What is needed – Word for word, set down the records and skip each picture.

[Saved entries]
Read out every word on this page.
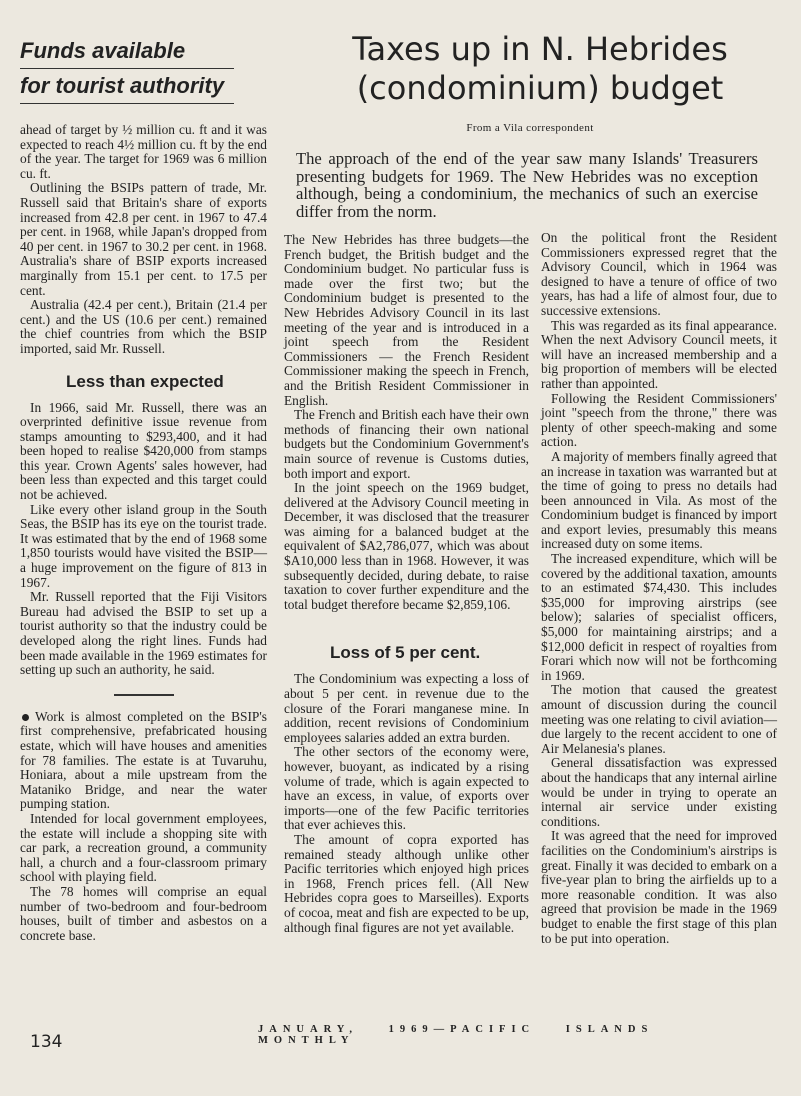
Funds available
for tourist authority
Taxes up in N. Hebrides
(condominium) budget
From a Vila correspondent
The approach of the end of the year saw many Islands' Treasurers presenting budgets for 1969. The New Hebrides was no exception although, being a condominium, the mechanics of such an exercise differ from the norm.

ahead of target by ½ million cu. ft and it was expected to reach 4½ million cu. ft by the end of the year. The target for 1969 was 6 million cu. ft.

Outlining the BSIPs pattern of trade, Mr. Russell said that Britain's share of exports increased from 42.8 per cent. in 1967 to 47.4 per cent. in 1968, while Japan's dropped from 40 per cent. in 1967 to 30.2 per cent. in 1968. Australia's share of BSIP exports increased marginally from 15.1 per cent. to 17.5 per cent.

Australia (42.4 per cent.), Britain (21.4 per cent.) and the US (10.6 per cent.) remained the chief countries from which the BSIP imported, said Mr. Russell.

Less than expected

In 1966, said Mr. Russell, there was an overprinted definitive issue revenue from stamps amounting to $293,400, and it had been hoped to realise $420,000 from stamps this year. Crown Agents' sales however, had been less than expected and this target could not be achieved.

Like every other island group in the South Seas, the BSIP has its eye on the tourist trade. It was estimated that by the end of 1968 some 1,850 tourists would have visited the BSIP—a huge improvement on the figure of 813 in 1967.

Mr. Russell reported that the Fiji Visitors Bureau had advised the BSIP to set up a tourist authority so that the industry could be developed along the right lines. Funds had been made available in the 1969 estimates for setting up such an authority, he said.

Work is almost completed on the BSIP's first comprehensive, prefabricated housing estate, which will have houses and amenities for 78 families. The estate is at Tuvaruhu, Honiara, about a mile upstream from the Mataniko Bridge, and near the water pumping station.

Intended for local government employees, the estate will include a shopping site with car park, a recreation ground, a community hall, a church and a four-classroom primary school with playing field.

The 78 homes will comprise an equal number of two-bedroom and four-bedroom houses, built of timber and asbestos on a concrete base.

The New Hebrides has three budgets—the French budget, the British budget and the Condominium budget. No particular fuss is made over the first two; but the Condominium budget is presented to the New Hebrides Advisory Council in its last meeting of the year and is introduced in a joint speech from the Resident Commissioners — the French Resident Commissioner making the speech in French, and the British Resident Commissioner in English.

The French and British each have their own methods of financing their own national budgets but the Condominium Government's main source of revenue is Customs duties, both import and export.

In the joint speech on the 1969 budget, delivered at the Advisory Council meeting in December, it was disclosed that the treasurer was aiming for a balanced budget at the equivalent of $A2,786,077, which was about $A10,000 less than in 1968. However, it was subsequently decided, during debate, to raise taxation to cover further expenditure and the total budget therefore became $2,859,106.

Loss of 5 per cent.

The Condominium was expecting a loss of about 5 per cent. in revenue due to the closure of the Forari manganese mine. In addition, recent revisions of Condominium employees salaries added an extra burden.

The other sectors of the economy were, however, buoyant, as indicated by a rising volume of trade, which is again expected to have an excess, in value, of exports over imports—one of the few Pacific territories that ever achieves this.

The amount of copra exported has remained steady although unlike other Pacific territories which enjoyed high prices in 1968, French prices fell. (All New Hebrides copra goes to Marseilles). Exports of cocoa, meat and fish are expected to be up, although final figures are not yet available.

On the political front the Resident Commissioners expressed regret that the Advisory Council, which in 1964 was designed to have a tenure of office of two years, has had a life of almost four, due to successive extensions.

This was regarded as its final appearance. When the next Advisory Council meets, it will have an increased membership and a big proportion of members will be elected rather than appointed.

Following the Resident Commissioners' joint "speech from the throne," there was plenty of other speech-making and some action.

A majority of members finally agreed that an increase in taxation was warranted but at the time of going to press no details had been announced in Vila. As most of the Condominium budget is financed by import and export levies, presumably this means increased duty on some items.

The increased expenditure, which will be covered by the additional taxation, amounts to an estimated $74,430. This includes $35,000 for improving airstrips (see below); salaries of specialist officers, $5,000 for maintaining airstrips; and a $12,000 deficit in respect of royalties from Forari which now will not be forthcoming in 1969.

The motion that caused the greatest amount of discussion during the council meeting was one relating to civil aviation—due largely to the recent accident to one of Air Melanesia's planes.

General dissatisfaction was expressed about the handicaps that any internal airline would be under in trying to operate an internal air service under existing conditions.

It was agreed that the need for improved facilities on the Condominium's airstrips is great. Finally it was decided to embark on a five-year plan to bring the airfields up to a more reasonable condition. It was also agreed that provision be made in the 1969 budget to enable the first stage of this plan to be put into operation.

134
JANUARY,	1969—PACIFIC	ISLANDS MONTHLY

Expected output –
Read out every word on this page.
Funds available
for tourist authority
Taxes up in N. Hebrides
(condominium) budget
From a Vila correspondent
The approach of the end of the year saw many Islands' Treasurers presenting budgets for 1969. The New Hebrides was no exception although, being a condominium, the mechanics of such an exercise differ from the norm.

ahead of target by ½ million cu. ft and it was expected to reach 4½ million cu. ft by the end of the year. The target for 1969 was 6 million cu. ft.

Outlining the BSIPs pattern of trade, Mr. Russell said that Britain's share of exports increased from 42.8 per cent. in 1967 to 47.4 per cent. in 1968, while Japan's dropped from 40 per cent. in 1967 to 30.2 per cent. in 1968. Australia's share of BSIP exports increased marginally from 15.1 per cent. to 17.5 per cent.

Australia (42.4 per cent.), Britain (21.4 per cent.) and the US (10.6 per cent.) remained the chief countries from which the BSIP imported, said Mr. Russell.

Less than expected

In 1966, said Mr. Russell, there was an overprinted definitive issue revenue from stamps amounting to $293,400, and it had been hoped to realise $420,000 from stamps this year. Crown Agents' sales however, had been less than expected and this target could not be achieved.

Like every other island group in the South Seas, the BSIP has its eye on the tourist trade. It was estimated that by the end of 1968 some 1,850 tourists would have visited the BSIP—a huge improvement on the figure of 813 in 1967.

Mr. Russell reported that the Fiji Visitors Bureau had advised the BSIP to set up a tourist authority so that the industry could be developed along the right lines. Funds had been made available in the 1969 estimates for setting up such an authority, he said.

Work is almost completed on the BSIP's first comprehensive, prefabricated housing estate, which will have houses and amenities for 78 families. The estate is at Tuvaruhu, Honiara, about a mile upstream from the Mataniko Bridge, and near the water pumping station.

Intended for local government employees, the estate will include a shopping site with car park, a recreation ground, a community hall, a church and a four-classroom primary school with playing field.

The 78 homes will comprise an equal number of two-bedroom and four-bedroom houses, built of timber and asbestos on a concrete base.

The New Hebrides has three budgets—the French budget, the British budget and the Condominium budget. No particular fuss is made over the first two; but the Condominium budget is presented to the New Hebrides Advisory Council in its last meeting of the year and is introduced in a joint speech from the Resident Commissioners — the French Resident Commissioner making the speech in French, and the British Resident Commissioner in English.

The French and British each have their own methods of financing their own national budgets but the Condominium Government's main source of revenue is Customs duties, both import and export.

In the joint speech on the 1969 budget, delivered at the Advisory Council meeting in December, it was disclosed that the treasurer was aiming for a balanced budget at the equivalent of $A2,786,077, which was about $A10,000 less than in 1968. However, it was subsequently decided, during debate, to raise taxation to cover further expenditure and the total budget therefore became $2,859,106.

Loss of 5 per cent.

The Condominium was expecting a loss of about 5 per cent. in revenue due to the closure of the Forari manganese mine. In addition, recent revisions of Condominium employees salaries added an extra burden.

The other sectors of the economy were, however, buoyant, as indicated by a rising volume of trade, which is again expected to have an excess, in value, of exports over imports—one of the few Pacific territories that ever achieves this.

The amount of copra exported has remained steady although unlike other Pacific territories which enjoyed high prices in 1968, French prices fell. (All New Hebrides copra goes to Marseilles). Exports of cocoa, meat and fish are expected to be up, although final figures are not yet available.

On the political front the Resident Commissioners expressed regret that the Advisory Council, which in 1964 was designed to have a tenure of office of two years, has had a life of almost four, due to successive extensions.

This was regarded as its final appearance. When the next Advisory Council meets, it will have an increased membership and a big proportion of members will be elected rather than appointed.

Following the Resident Commissioners' joint "speech from the throne," there was plenty of other speech-making and some action.

A majority of members finally agreed that an increase in taxation was warranted but at the time of going to press no details had been announced in Vila. As most of the Condominium budget is financed by import and export levies, presumably this means increased duty on some items.

The increased expenditure, which will be covered by the additional taxation, amounts to an estimated $74,430. This includes $35,000 for improving airstrips (see below); salaries of specialist officers, $5,000 for maintaining airstrips; and a $12,000 deficit in respect of royalties from Forari which now will not be forthcoming in 1969.

The motion that caused the greatest amount of discussion during the council meeting was one relating to civil aviation—due largely to the recent accident to one of Air Melanesia's planes.

General dissatisfaction was expressed about the handicaps that any internal airline would be under in trying to operate an internal air service under existing conditions.

It was agreed that the need for improved facilities on the Condominium's airstrips is great. Finally it was decided to embark on a five-year plan to bring the airfields up to a more reasonable condition. It was also agreed that provision be made in the 1969 budget to enable the first stage of this plan to be put into operation.

134
JANUARY,	1969—PACIFIC	ISLANDS MONTHLY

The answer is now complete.